-------- Section du document
Nicole Mari le Dimanche 19 Juin 2022 à 18:09

Le député nationaliste sortant Jean-Félix Acquaviva est réélu dans la 2ème circonscription de Haute Corse avec seulement 156 voix d’avance. Il totalise 50,23% des suffrages, soit 16 777 voix, gagnant plus de 6000 voix entre les deux tours. Une très courte avance sur son challenger de droite, François-Xavier Ceccoli, qui réussit une très belle élection avec 49,77% des voix, soit 16 621 voix. Le taux de participation a grimpé de presque trois points. Il faut s’attendre, sur un score aussi serré, à une contestation du scrutin.



Haute-Corse – 2nde circonscription : Jean-Félix Acquaviva réélu de justesse
Pas de tremblement de terre politique, mais un scrutin sur le fil du rasoir dans la 2ème circonscription de Haute-Corse où le député nationaliste sortant, Jean-Félix Acquaviva, conserve son siège avec 156 voix d’avance sur son adversaire le libéral, François-Xavier Ceccoli. Le député est réélu avec 50,23% des suffrages et 16 777 voix. S’il engrange près de 6000 voix supplémentaires par rapport au 1er tour, il en perd 4525 par rapport à 2017 où il avait remporté la bataille avec 63,16% des suffrages, soit près de 13 points de moins. Mais s’il avait à l’époque, en tandem avec Corsica Libera, bénéficié de tout l’appui du mouvement national, il arrache aujourd’hui la victoire dans une guerre intra-nationaliste où ces ex-alliés lui ont refusé son soutien de manière officielle pour Corsica Libera, ou plus ambigüe pour le PNC. Si des militants de ces deux partis lui ont accordé leurs aides localement, si d’autres se sont abstenus, certains n’ont pas hésité à mettre dans l’urne le bulletin de leurs adversaires. C’est dire le degré de rancœur et de haine de ceux qui ont perdu, à la fois, les dernières élections territoriales et un pouvoir auquel ils venaient juste de s’habituer, rancœur dans laquelle a sombré, sans états d’âme, l’enjeu historique de l’ouverture possible de négociations sur le processus d’autonomie. Seul Core in Fronte a joué le jeu avec intelligence, ne se trompant finement, sur ce coup-là, ni de combat, ni d’ennemi, mais il fut, il est vrai, l’un des vainqueurs dudit scrutin.
----------------
◆ **Objectif**: Extrayez de l'article sur la réélection de Jean-Félix Acquaviva le passage qui commence par « Le député nationaliste sortant Jean-Félix » et se poursuit jusqu'à « contestation du scrutin. ».
-------- Extraits de données
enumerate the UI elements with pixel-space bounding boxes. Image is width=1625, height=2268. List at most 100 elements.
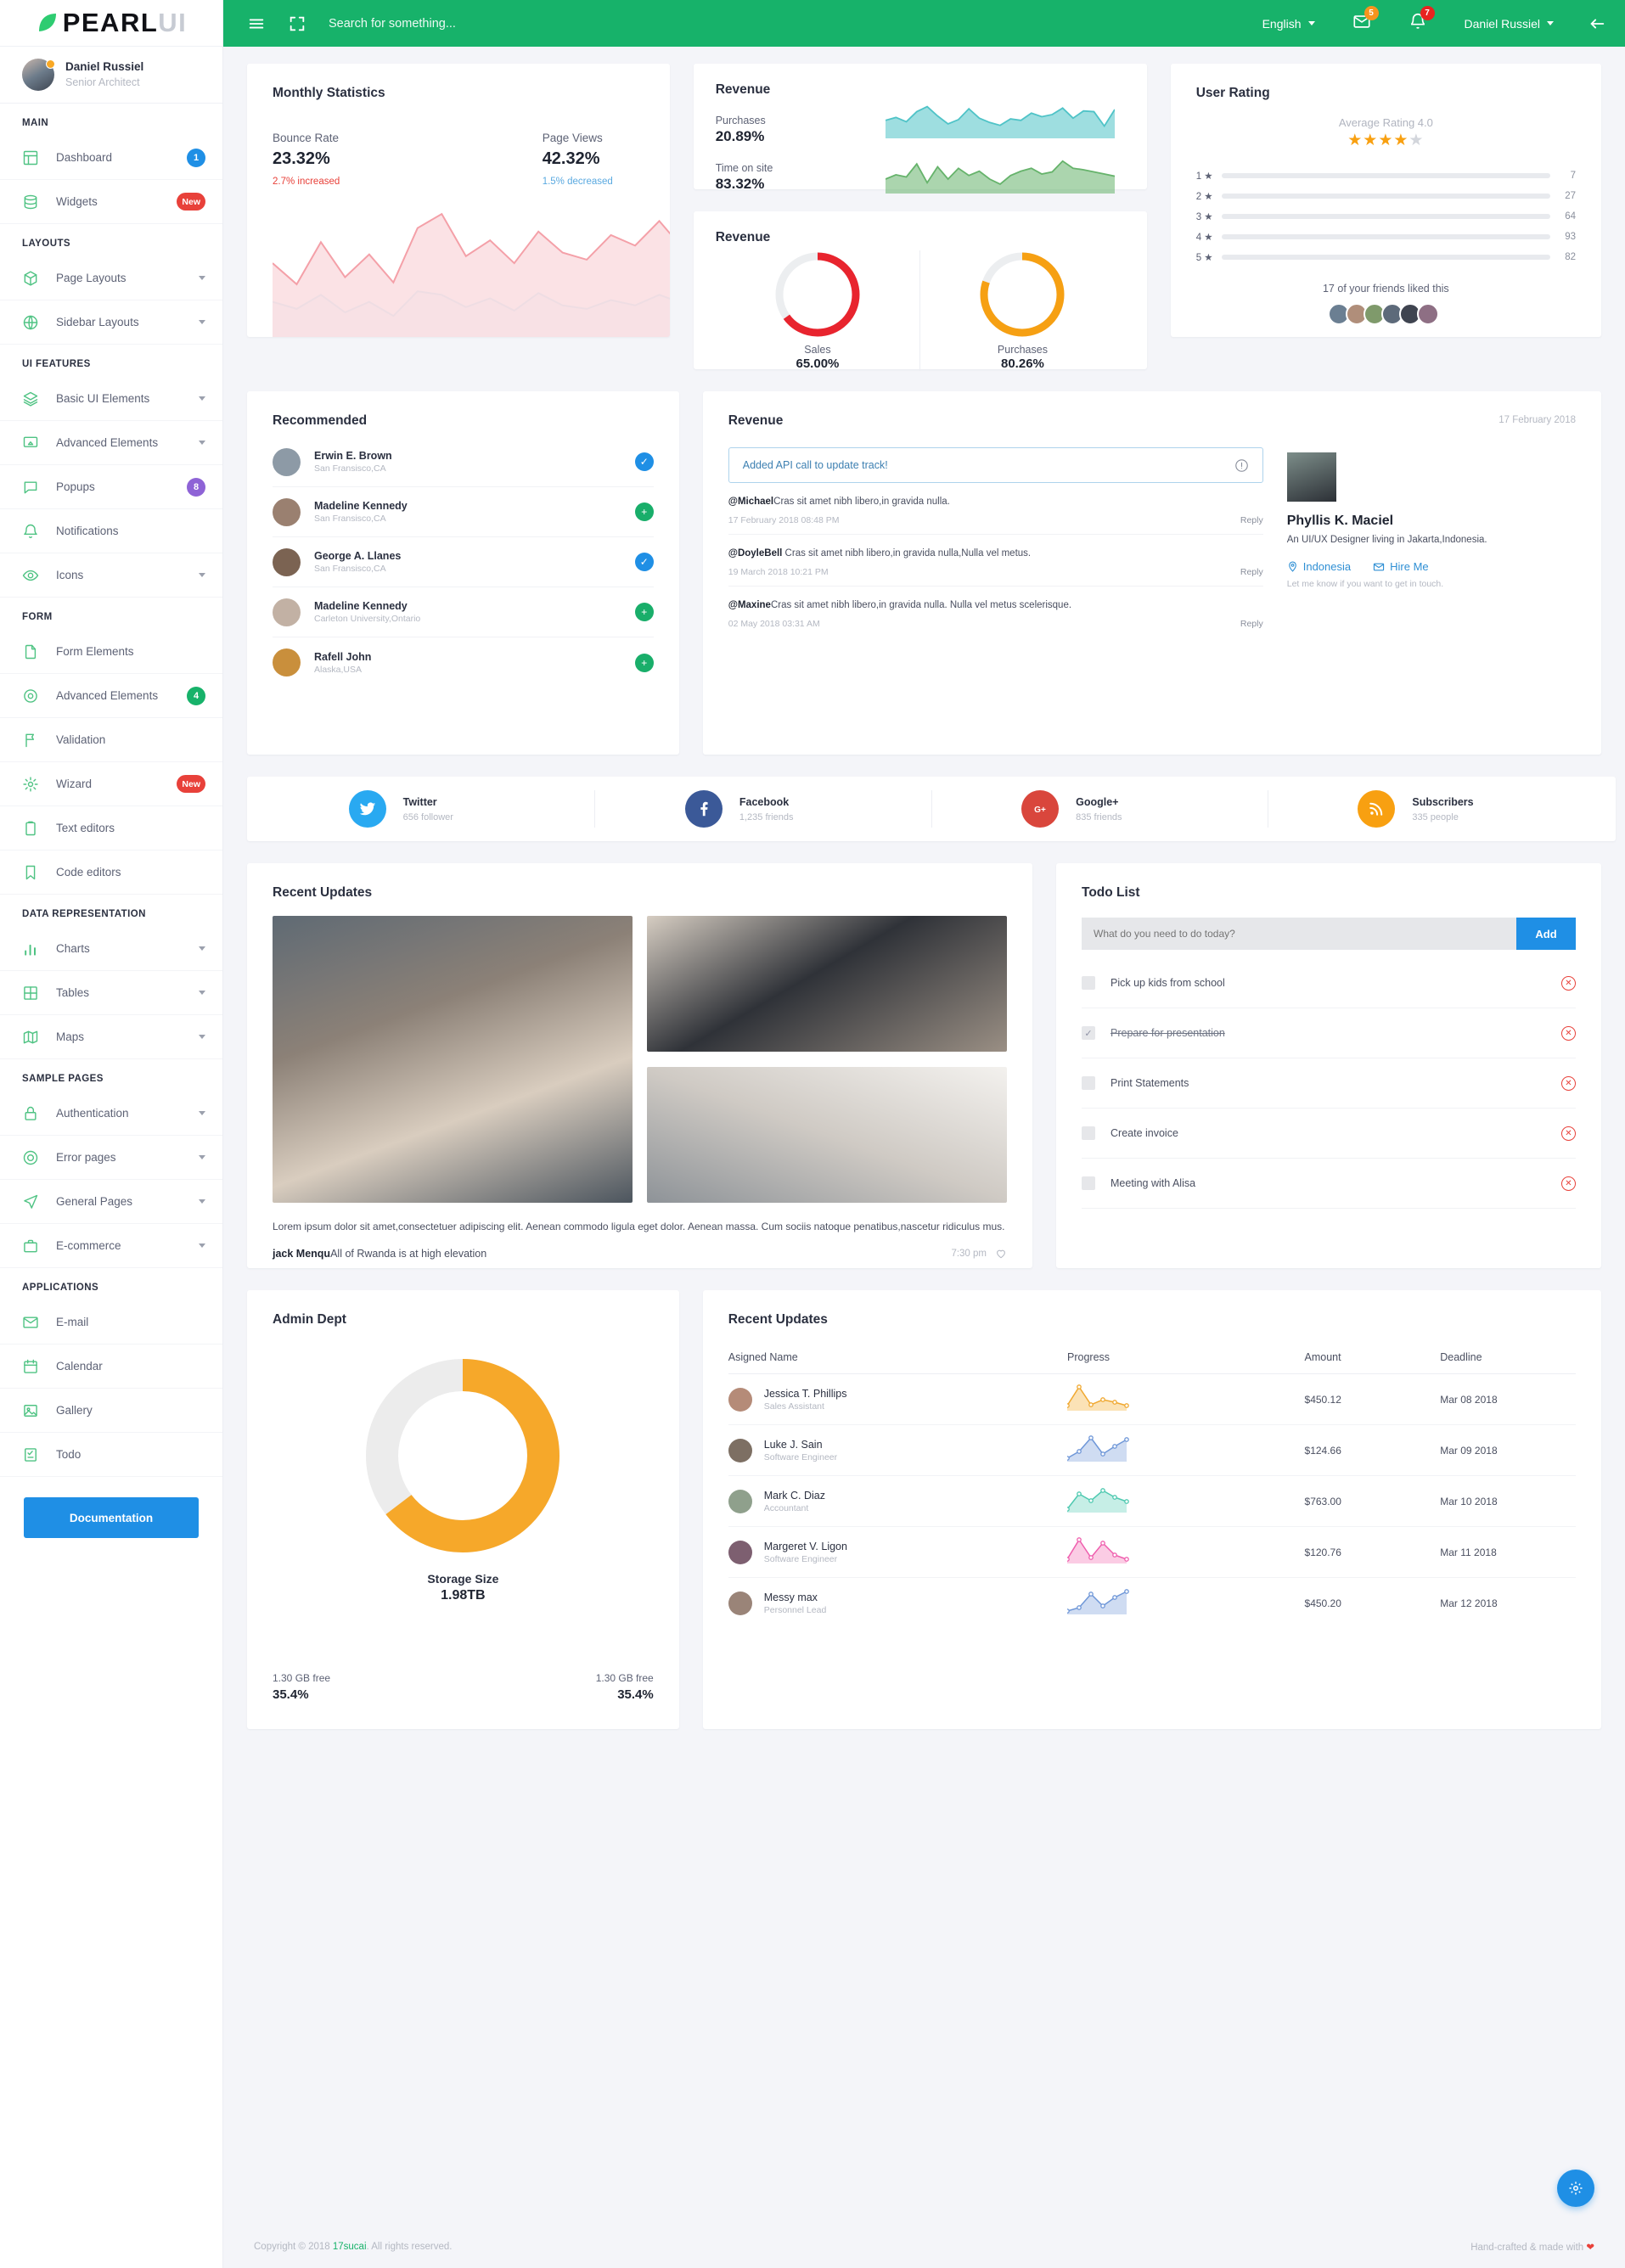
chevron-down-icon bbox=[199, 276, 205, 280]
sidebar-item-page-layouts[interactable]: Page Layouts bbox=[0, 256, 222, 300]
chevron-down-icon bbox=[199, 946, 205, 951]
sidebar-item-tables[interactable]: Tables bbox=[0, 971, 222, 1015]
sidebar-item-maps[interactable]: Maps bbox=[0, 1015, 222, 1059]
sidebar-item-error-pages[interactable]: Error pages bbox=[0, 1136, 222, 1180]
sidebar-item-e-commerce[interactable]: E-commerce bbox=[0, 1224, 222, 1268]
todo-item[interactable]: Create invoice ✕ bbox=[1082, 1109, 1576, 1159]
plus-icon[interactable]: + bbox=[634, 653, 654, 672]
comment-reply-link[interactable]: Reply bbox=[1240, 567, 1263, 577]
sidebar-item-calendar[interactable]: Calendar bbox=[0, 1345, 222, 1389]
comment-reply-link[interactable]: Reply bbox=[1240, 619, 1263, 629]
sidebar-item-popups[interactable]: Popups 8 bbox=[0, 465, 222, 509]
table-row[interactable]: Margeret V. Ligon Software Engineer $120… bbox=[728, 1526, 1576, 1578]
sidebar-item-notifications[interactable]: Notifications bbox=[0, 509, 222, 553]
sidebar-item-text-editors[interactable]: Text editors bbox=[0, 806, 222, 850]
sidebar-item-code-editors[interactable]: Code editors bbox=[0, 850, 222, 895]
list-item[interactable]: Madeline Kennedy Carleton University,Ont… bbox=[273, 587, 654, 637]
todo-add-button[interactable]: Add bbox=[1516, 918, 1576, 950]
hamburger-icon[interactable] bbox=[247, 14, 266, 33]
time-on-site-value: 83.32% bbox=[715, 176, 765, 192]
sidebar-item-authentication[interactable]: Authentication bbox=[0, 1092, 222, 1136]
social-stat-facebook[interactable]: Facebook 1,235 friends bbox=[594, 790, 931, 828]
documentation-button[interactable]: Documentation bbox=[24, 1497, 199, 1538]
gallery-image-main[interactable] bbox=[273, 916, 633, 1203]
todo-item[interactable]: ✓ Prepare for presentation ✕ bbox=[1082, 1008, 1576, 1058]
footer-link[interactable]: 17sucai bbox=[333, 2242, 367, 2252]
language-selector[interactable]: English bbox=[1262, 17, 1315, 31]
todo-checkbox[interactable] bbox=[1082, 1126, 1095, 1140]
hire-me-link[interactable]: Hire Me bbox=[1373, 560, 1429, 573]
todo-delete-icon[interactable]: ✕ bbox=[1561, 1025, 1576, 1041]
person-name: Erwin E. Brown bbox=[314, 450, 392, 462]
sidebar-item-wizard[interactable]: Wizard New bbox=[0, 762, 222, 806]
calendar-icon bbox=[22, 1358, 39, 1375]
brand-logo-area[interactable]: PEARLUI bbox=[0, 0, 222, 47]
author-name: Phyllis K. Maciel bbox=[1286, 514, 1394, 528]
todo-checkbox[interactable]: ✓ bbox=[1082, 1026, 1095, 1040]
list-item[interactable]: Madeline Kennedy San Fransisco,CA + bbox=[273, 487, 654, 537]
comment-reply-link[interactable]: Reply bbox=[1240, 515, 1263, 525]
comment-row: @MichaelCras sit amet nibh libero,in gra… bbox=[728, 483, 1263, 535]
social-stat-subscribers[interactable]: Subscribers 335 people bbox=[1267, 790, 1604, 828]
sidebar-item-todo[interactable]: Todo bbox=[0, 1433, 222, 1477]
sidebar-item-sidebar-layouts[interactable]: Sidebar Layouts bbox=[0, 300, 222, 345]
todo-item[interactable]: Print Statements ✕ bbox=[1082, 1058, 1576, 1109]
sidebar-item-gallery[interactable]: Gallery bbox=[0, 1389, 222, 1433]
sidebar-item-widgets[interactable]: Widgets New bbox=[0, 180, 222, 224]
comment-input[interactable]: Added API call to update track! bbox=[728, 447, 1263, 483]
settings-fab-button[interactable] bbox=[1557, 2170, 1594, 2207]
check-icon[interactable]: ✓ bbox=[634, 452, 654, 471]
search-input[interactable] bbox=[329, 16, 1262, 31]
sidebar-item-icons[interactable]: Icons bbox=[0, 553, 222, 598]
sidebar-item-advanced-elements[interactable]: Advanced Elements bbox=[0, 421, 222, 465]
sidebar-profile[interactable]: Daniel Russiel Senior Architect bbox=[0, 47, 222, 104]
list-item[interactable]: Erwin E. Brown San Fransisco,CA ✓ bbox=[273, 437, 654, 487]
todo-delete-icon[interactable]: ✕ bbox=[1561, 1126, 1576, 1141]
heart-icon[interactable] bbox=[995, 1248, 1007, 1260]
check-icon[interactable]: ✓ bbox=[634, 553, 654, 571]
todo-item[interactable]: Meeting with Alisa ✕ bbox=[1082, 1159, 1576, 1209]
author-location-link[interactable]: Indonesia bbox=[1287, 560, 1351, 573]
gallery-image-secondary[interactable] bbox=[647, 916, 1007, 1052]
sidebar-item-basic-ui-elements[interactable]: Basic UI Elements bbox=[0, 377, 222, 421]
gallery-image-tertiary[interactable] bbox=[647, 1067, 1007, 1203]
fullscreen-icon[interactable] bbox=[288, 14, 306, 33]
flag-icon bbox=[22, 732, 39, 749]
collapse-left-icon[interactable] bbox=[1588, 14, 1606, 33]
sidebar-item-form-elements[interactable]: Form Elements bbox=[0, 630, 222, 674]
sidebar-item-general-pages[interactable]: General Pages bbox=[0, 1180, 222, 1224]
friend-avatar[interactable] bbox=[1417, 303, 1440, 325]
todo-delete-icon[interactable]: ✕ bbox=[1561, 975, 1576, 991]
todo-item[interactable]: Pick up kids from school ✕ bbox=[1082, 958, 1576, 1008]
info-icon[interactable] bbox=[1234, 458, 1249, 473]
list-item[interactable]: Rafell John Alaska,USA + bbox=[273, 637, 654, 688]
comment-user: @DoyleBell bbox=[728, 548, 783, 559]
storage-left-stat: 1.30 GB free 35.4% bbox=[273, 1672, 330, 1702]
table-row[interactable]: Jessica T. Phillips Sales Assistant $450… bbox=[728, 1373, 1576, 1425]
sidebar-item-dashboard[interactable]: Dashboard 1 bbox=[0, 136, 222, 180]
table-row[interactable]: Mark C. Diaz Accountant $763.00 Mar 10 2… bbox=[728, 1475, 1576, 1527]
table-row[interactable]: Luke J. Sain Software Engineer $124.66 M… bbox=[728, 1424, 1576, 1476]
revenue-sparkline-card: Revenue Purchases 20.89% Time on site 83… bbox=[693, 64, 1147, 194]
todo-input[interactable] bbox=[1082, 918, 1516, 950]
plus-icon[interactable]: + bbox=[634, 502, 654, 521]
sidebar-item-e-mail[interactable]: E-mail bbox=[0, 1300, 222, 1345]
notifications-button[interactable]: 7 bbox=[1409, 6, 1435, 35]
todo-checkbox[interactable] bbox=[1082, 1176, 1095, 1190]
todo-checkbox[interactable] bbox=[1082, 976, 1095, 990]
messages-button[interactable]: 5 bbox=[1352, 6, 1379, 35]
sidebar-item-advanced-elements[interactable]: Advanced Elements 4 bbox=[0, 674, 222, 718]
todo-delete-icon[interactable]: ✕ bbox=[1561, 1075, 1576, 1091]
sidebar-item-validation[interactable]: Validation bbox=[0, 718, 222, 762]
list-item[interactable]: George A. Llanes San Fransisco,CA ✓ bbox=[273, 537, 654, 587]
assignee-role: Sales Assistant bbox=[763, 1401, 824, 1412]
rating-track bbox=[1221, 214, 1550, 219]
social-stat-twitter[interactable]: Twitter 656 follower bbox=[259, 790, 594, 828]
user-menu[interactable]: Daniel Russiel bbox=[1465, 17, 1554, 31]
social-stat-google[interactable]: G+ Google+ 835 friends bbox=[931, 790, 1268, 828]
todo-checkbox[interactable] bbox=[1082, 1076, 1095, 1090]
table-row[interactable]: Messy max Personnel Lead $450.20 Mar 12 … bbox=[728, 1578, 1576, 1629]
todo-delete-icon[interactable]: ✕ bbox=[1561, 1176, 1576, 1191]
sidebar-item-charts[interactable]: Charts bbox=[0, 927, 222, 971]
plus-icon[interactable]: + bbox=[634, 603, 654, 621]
----------------
-------- Extraits de données
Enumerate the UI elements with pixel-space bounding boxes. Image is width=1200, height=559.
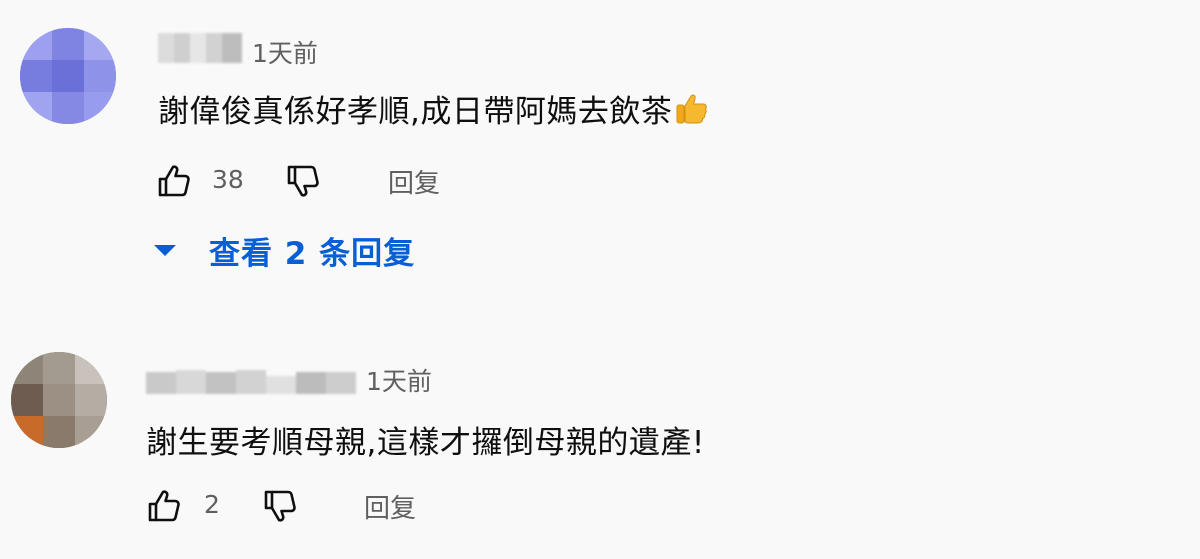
----------------
-------- Extraits de données
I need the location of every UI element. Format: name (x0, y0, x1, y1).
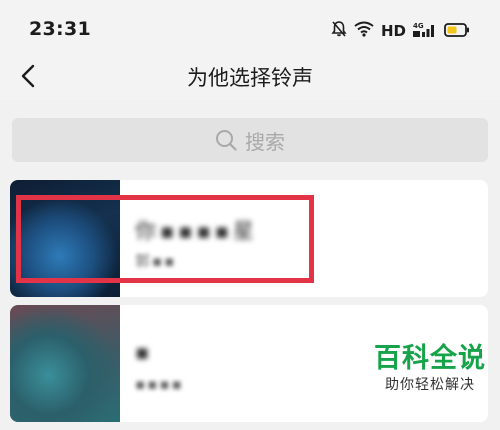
----------------
◆ **Solution de la tâche**:
Le député nationaliste sortant Jean-Félix Acquaviva est réélu dans la 2ème circonscription de Haute Corse avec seulement 156 voix d’avance. Il totalise 50,23% des suffrages, soit 16 777 voix, gagnant plus de 6000 voix entre les deux tours. Une très courte avance sur son challenger de droite, François-Xavier Ceccoli, qui réussit une très belle élection avec 49,77% des voix, soit 16 621 voix. Le taux de participation a grimpé de presque trois points. Il faut s’attendre, sur un score aussi serré, à une contestation du scrutin.